> _YOUR GOAL_: Where a line in the listing contains the string "уникальные", copy that line out.

Stored data:
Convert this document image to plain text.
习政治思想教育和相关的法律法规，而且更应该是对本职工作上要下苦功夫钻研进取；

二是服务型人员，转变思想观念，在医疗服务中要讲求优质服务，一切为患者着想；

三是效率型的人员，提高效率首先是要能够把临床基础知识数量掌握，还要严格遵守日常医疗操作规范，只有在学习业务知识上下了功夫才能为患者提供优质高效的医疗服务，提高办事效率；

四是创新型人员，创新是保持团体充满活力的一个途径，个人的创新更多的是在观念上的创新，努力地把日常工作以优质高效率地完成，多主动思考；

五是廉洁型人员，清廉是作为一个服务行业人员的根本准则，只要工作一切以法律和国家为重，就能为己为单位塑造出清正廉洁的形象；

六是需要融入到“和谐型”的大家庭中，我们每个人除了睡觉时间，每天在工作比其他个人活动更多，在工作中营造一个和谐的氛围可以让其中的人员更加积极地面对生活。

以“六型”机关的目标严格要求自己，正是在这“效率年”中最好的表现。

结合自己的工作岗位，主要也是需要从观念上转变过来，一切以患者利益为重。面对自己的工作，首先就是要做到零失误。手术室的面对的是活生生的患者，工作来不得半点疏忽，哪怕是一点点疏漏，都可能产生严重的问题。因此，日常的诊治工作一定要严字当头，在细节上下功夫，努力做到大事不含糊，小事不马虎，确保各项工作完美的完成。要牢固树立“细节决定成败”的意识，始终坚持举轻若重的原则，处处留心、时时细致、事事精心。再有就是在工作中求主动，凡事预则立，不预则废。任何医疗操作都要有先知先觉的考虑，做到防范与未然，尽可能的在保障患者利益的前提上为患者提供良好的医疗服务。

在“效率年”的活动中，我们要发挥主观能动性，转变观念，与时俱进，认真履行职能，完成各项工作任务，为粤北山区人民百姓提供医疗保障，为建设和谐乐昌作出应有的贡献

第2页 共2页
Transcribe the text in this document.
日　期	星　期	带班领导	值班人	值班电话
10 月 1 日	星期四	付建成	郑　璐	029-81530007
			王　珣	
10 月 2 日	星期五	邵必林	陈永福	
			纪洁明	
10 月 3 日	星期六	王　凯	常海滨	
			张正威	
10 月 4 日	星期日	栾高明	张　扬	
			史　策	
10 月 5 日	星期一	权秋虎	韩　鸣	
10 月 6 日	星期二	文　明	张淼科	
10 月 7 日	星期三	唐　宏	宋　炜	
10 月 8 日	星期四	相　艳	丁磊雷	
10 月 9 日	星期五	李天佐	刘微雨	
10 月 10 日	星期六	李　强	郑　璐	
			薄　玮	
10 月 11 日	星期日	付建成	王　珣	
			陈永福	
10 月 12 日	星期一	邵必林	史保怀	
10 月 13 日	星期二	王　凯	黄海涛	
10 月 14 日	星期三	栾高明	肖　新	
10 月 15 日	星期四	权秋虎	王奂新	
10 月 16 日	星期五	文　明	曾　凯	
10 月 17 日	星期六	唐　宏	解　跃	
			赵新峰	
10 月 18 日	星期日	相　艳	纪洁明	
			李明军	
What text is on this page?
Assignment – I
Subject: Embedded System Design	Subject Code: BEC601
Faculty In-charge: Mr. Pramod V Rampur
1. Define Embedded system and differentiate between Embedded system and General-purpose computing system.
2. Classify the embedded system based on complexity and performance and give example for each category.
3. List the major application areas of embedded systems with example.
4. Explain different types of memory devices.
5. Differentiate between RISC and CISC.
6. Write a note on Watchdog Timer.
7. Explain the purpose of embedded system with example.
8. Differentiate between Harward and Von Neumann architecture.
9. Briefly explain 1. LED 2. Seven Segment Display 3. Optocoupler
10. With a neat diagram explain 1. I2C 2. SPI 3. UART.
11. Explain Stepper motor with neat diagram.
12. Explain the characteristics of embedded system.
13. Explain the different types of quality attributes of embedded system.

==

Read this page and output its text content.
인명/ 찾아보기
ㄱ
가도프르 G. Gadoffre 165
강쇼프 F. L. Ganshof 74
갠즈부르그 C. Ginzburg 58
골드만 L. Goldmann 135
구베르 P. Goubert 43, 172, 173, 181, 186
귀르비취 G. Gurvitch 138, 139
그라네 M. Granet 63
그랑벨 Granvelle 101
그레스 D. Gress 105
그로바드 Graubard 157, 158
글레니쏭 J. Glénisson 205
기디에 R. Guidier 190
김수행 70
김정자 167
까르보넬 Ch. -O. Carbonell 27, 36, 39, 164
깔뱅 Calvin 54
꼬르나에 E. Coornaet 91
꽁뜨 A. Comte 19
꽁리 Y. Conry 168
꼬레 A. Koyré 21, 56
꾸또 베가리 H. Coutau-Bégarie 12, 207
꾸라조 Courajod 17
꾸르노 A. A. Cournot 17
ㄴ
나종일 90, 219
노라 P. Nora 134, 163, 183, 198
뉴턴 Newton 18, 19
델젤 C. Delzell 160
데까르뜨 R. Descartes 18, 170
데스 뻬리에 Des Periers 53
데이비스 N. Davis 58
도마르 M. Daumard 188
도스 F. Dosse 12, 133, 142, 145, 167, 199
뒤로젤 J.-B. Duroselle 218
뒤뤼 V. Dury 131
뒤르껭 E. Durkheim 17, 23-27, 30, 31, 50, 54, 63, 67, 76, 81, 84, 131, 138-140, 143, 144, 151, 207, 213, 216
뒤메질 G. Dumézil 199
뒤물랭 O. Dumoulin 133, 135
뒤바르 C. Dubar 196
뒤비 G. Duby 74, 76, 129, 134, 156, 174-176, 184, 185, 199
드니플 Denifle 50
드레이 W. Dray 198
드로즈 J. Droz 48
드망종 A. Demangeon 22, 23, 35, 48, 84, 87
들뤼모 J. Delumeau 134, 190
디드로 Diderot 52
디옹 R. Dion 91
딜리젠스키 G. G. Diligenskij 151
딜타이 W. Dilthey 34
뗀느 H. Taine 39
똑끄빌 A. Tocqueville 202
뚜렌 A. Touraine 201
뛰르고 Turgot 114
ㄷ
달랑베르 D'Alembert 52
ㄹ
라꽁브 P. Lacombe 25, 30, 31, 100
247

---

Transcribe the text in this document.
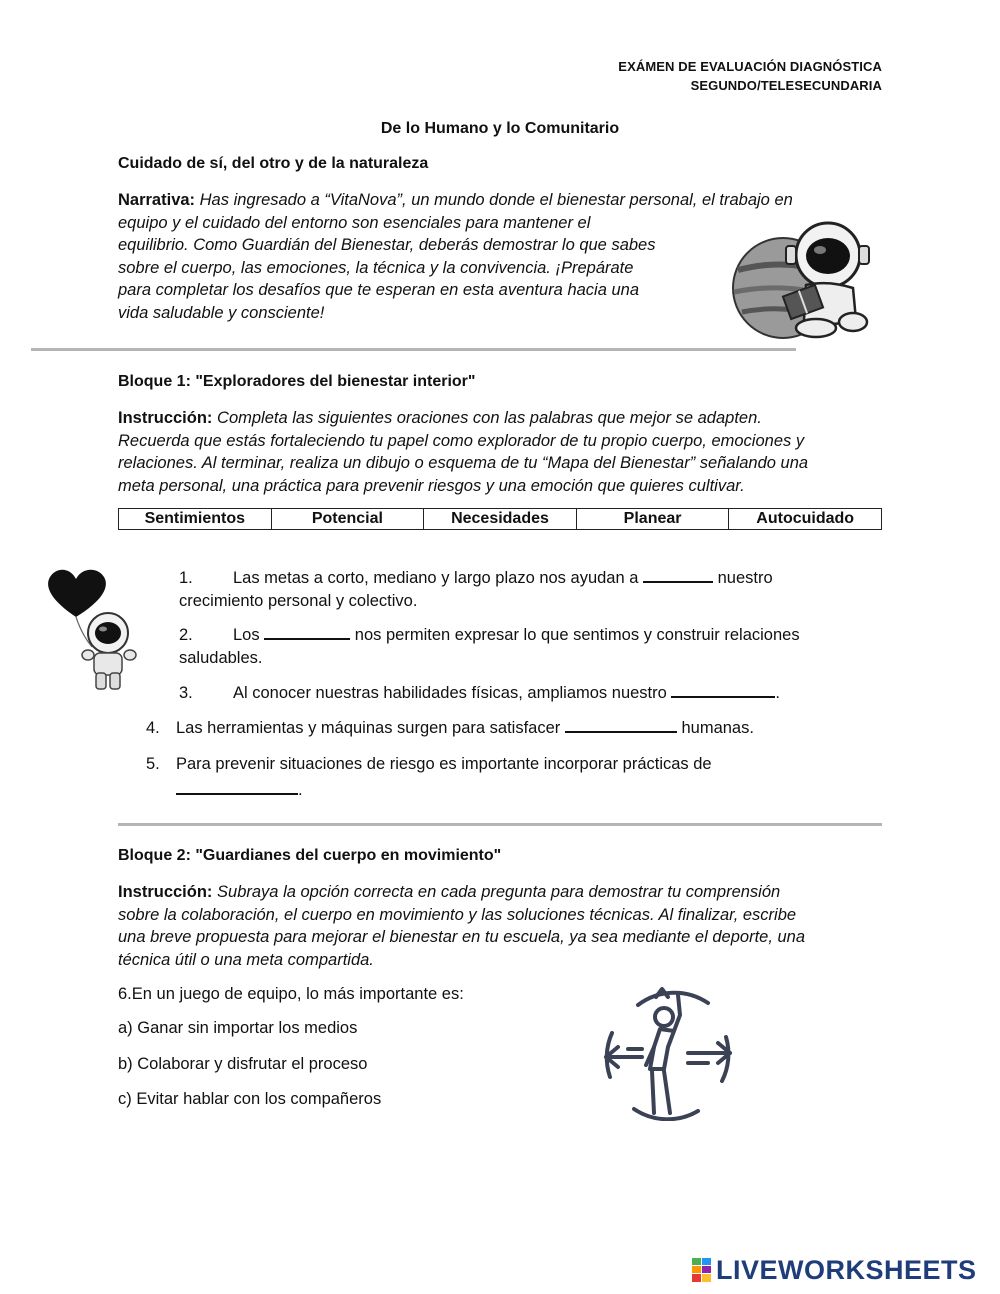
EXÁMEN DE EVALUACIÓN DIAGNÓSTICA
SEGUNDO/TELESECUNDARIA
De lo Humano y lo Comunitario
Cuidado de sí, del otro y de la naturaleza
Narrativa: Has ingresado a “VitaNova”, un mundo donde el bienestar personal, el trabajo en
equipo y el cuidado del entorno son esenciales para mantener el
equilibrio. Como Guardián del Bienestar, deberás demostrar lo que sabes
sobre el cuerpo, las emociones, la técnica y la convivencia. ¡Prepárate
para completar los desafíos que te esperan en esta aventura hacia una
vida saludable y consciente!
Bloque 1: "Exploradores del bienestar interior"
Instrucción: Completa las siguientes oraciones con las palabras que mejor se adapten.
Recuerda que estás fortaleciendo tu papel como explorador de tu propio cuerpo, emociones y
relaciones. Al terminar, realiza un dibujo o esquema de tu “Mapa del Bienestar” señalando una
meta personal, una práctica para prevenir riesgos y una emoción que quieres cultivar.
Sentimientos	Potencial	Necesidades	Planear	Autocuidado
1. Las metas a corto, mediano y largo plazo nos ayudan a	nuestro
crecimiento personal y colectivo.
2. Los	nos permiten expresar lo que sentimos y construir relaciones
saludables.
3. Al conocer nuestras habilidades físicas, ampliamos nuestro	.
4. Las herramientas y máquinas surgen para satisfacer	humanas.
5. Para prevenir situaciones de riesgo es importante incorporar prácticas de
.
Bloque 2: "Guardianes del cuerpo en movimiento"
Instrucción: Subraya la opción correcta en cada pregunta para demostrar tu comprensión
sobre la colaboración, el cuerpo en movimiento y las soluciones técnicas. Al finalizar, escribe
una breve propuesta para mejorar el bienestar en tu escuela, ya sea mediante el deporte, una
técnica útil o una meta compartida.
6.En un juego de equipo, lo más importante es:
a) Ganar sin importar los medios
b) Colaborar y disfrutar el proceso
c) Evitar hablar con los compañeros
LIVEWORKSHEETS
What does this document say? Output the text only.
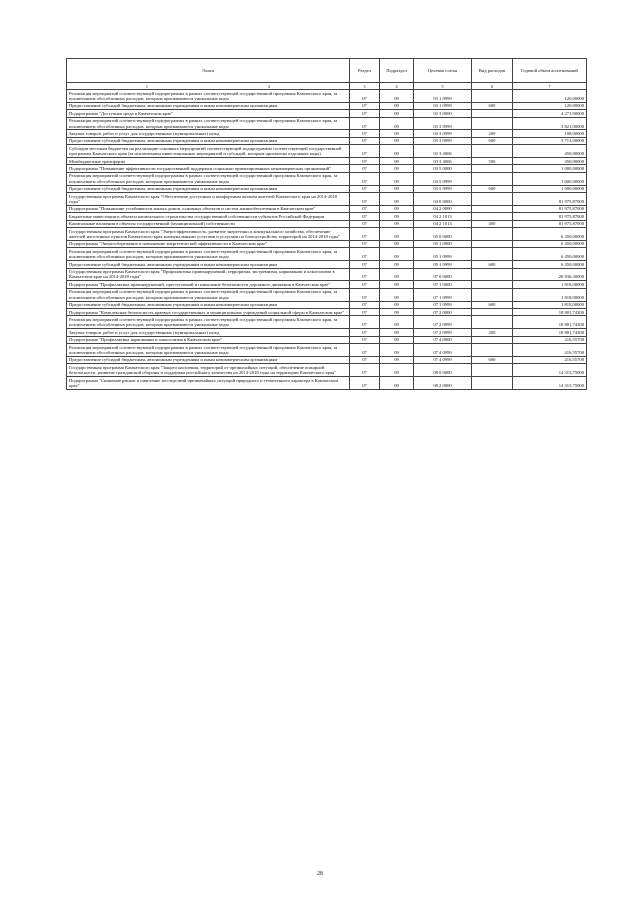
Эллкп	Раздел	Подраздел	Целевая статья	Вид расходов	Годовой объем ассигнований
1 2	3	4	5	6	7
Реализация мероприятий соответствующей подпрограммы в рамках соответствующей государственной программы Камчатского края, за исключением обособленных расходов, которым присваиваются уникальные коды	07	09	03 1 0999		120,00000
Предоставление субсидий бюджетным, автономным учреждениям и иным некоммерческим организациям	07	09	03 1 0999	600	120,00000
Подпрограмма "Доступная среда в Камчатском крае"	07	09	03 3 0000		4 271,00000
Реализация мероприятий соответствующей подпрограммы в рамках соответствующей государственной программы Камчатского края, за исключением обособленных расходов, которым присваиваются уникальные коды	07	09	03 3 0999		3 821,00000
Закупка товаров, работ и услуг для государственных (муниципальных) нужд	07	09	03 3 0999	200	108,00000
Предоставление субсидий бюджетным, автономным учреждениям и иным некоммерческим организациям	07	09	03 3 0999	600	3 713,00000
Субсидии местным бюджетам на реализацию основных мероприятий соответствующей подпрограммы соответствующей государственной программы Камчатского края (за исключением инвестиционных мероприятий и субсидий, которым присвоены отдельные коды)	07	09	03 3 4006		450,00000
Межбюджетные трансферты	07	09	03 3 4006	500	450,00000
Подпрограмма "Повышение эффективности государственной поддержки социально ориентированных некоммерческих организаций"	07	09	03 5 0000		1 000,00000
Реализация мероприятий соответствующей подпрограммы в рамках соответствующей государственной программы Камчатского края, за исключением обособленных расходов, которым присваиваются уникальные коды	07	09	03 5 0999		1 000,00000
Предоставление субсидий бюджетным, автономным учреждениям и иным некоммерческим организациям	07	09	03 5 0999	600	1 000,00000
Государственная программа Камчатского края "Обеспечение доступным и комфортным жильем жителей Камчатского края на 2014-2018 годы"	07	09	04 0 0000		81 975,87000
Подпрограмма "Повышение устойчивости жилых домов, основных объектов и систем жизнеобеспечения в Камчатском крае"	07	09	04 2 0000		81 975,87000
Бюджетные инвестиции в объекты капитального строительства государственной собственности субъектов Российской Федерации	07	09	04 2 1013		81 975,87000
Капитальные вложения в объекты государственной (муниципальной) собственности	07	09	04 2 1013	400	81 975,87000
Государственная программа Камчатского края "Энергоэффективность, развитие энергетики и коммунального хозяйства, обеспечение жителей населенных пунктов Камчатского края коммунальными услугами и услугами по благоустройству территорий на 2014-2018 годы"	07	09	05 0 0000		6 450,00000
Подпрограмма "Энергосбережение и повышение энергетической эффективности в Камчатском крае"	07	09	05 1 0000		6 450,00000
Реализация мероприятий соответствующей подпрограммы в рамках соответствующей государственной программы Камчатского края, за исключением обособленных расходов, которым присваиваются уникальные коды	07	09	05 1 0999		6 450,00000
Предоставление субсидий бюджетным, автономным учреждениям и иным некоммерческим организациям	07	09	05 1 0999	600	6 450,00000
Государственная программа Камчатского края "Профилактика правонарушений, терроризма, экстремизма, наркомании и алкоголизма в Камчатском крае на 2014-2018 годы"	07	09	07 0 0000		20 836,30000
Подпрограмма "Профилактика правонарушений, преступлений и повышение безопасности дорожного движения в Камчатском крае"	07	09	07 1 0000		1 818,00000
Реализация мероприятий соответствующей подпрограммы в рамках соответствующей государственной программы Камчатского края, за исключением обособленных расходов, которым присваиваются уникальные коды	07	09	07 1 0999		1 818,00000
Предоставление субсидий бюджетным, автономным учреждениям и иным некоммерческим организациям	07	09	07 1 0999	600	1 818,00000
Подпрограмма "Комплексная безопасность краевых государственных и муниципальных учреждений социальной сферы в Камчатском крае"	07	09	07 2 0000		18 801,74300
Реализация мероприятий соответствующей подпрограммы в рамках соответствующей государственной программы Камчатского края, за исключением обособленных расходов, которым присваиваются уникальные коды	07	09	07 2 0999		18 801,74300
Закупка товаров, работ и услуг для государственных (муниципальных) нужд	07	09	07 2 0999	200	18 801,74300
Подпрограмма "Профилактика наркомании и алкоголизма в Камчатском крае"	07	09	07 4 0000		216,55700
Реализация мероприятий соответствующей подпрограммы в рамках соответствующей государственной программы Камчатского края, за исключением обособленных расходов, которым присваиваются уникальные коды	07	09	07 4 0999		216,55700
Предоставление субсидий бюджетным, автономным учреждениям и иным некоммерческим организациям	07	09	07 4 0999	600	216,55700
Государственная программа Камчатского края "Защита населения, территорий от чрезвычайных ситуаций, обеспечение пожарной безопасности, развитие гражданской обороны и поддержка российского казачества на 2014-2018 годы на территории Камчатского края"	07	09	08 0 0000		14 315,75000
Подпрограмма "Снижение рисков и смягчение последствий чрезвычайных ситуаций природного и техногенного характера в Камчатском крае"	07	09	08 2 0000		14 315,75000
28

> _FINISHED ANSWER_:
Реализация мероприятий соответствующей подпрограммы в рамках соответствующей государственной программы Камчатского края, за исключением обособленных расходов, которым присваиваются уникальные коды	07	09	03 1 0999		120,00000
Реализация мероприятий соответствующей подпрограммы в рамках соответствующей государственной программы Камчатского края, за исключением обособленных расходов, которым присваиваются уникальные коды	07	09	03 3 0999		3 821,00000
Реализация мероприятий соответствующей подпрограммы в рамках соответствующей государственной программы Камчатского края, за исключением обособленных расходов, которым присваиваются уникальные коды	07	09	03 5 0999		1 000,00000
Реализация мероприятий соответствующей подпрограммы в рамках соответствующей государственной программы Камчатского края, за исключением обособленных расходов, которым присваиваются уникальные коды	07	09	05 1 0999		6 450,00000
Реализация мероприятий соответствующей подпрограммы в рамках соответствующей государственной программы Камчатского края, за исключением обособленных расходов, которым присваиваются уникальные коды	07	09	07 1 0999		1 818,00000
Реализация мероприятий соответствующей подпрограммы в рамках соответствующей государственной программы Камчатского края, за исключением обособленных расходов, которым присваиваются уникальные коды	07	09	07 2 0999		18 801,74300
Реализация мероприятий соответствующей подпрограммы в рамках соответствующей государственной программы Камчатского края, за исключением обособленных расходов, которым присваиваются уникальные коды	07	09	07 4 0999		216,55700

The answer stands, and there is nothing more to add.